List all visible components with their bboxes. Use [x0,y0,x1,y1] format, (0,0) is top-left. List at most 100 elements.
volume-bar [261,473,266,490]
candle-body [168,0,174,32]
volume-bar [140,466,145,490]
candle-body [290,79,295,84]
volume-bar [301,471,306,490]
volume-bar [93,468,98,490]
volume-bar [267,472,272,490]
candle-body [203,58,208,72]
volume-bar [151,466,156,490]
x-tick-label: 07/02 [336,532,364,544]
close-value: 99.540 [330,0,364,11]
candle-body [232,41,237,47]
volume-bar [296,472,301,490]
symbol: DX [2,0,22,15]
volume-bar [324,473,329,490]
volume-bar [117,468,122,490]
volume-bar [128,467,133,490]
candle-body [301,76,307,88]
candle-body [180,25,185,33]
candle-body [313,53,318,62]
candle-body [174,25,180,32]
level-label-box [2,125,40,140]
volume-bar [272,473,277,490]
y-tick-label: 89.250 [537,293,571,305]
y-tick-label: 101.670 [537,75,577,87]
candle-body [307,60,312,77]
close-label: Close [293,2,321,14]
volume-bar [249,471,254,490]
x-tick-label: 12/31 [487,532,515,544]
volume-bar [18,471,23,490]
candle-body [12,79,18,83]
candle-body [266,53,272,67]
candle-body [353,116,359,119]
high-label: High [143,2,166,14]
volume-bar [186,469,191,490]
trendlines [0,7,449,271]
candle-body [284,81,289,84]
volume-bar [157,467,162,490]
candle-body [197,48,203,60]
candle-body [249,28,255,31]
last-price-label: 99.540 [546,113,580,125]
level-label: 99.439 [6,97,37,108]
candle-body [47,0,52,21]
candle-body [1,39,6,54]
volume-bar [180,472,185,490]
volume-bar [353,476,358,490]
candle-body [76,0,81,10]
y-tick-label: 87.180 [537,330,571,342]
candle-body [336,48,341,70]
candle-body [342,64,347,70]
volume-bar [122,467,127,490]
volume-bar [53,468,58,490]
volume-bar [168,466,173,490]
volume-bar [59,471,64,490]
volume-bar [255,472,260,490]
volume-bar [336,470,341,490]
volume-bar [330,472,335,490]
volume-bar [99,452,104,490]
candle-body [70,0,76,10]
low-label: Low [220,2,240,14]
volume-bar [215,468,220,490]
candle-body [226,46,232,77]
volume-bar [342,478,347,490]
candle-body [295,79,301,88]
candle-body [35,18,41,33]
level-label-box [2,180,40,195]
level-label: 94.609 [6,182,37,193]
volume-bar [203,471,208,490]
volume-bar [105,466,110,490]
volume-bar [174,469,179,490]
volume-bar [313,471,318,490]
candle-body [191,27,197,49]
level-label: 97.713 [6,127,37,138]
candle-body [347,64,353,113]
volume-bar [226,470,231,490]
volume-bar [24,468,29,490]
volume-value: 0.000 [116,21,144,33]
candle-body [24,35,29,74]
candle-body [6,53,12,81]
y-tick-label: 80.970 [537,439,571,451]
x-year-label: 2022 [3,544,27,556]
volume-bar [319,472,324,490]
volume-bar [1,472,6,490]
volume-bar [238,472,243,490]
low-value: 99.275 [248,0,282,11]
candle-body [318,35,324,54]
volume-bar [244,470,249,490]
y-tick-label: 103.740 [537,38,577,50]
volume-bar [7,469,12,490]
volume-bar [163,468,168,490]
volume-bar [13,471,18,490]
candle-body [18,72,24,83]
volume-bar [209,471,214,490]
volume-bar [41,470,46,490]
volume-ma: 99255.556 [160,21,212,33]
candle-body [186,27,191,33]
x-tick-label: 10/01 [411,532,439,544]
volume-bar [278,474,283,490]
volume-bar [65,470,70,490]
§
**REQUIREMENTS**
Reproduce the entries above word for word, line by line, in the same order.

**RESPONSE TO THE TASK**
List all visible components with their bboxes. Use [x0,y0,x1,y1] format, (0,0) is top-left. List at most 100 elements.
volume-bar [261,473,266,490]
candle-body [168,0,174,32]
volume-bar [140,466,145,490]
candle-body [290,79,295,84]
volume-bar [301,471,306,490]
volume-bar [93,468,98,490]
volume-bar [267,472,272,490]
candle-body [203,58,208,72]
volume-bar [151,466,156,490]
x-tick-label: 07/02 [336,532,364,544]
close-value: 99.540 [330,0,364,11]
candle-body [232,41,237,47]
volume-bar [296,472,301,490]
symbol: DX [2,0,22,15]
volume-bar [324,473,329,490]
volume-bar [117,468,122,490]
volume-bar [128,467,133,490]
candle-body [301,76,307,88]
candle-body [180,25,185,33]
candle-body [313,53,318,62]
candle-body [174,25,180,32]
level-label-box [2,125,40,140]
volume-bar [272,473,277,490]
y-tick-label: 89.250 [537,293,571,305]
y-tick-label: 101.670 [537,75,577,87]
candle-body [307,60,312,77]
close-label: Close [293,2,321,14]
volume-bar [249,471,254,490]
x-tick-label: 12/31 [487,532,515,544]
volume-bar [18,471,23,490]
candle-body [12,79,18,83]
candle-body [266,53,272,67]
candle-body [353,116,359,119]
high-label: High [143,2,166,14]
volume-bar [186,469,191,490]
trendlines [0,7,449,271]
candle-body [284,81,289,84]
volume-bar [157,467,162,490]
candle-body [197,48,203,60]
candle-body [249,28,255,31]
last-price-label: 99.540 [546,113,580,125]
level-label: 99.439 [6,97,37,108]
candle-body [47,0,52,21]
candle-body [1,39,6,54]
volume-bar [180,472,185,490]
volume-bar [353,476,358,490]
candle-body [76,0,81,10]
y-tick-label: 87.180 [537,330,571,342]
candle-body [336,48,341,70]
candle-body [342,64,347,70]
volume-bar [122,467,127,490]
volume-bar [53,468,58,490]
volume-bar [168,466,173,490]
volume-bar [59,471,64,490]
volume-bar [255,472,260,490]
volume-bar [336,470,341,490]
volume-bar [330,472,335,490]
volume-bar [99,452,104,490]
candle-body [70,0,76,10]
low-label: Low [220,2,240,14]
volume-bar [215,468,220,490]
candle-body [226,46,232,77]
volume-bar [342,478,347,490]
candle-body [295,79,301,88]
candle-body [35,18,41,33]
level-label-box [2,180,40,195]
level-label: 94.609 [6,182,37,193]
volume-bar [203,471,208,490]
volume-bar [105,466,110,490]
volume-bar [174,469,179,490]
volume-bar [313,471,318,490]
candle-body [191,27,197,49]
level-label: 97.713 [6,127,37,138]
candle-body [347,64,353,113]
volume-bar [226,470,231,490]
volume-bar [24,468,29,490]
volume-value: 0.000 [116,21,144,33]
candle-body [24,35,29,74]
candle-body [6,53,12,81]
y-tick-label: 80.970 [537,439,571,451]
x-year-label: 2022 [3,544,27,556]
volume-bar [319,472,324,490]
volume-bar [1,472,6,490]
volume-bar [238,472,243,490]
low-value: 99.275 [248,0,282,11]
candle-body [318,35,324,54]
volume-bar [244,470,249,490]
y-tick-label: 103.740 [537,38,577,50]
volume-bar [7,469,12,490]
volume-bar [163,468,168,490]
volume-bar [13,471,18,490]
candle-body [18,72,24,83]
volume-bar [209,471,214,490]
volume-bar [41,470,46,490]
volume-ma: 99255.556 [160,21,212,33]
candle-body [186,27,191,33]
x-tick-label: 10/01 [411,532,439,544]
volume-bar [278,474,283,490]
volume-bar [65,470,70,490]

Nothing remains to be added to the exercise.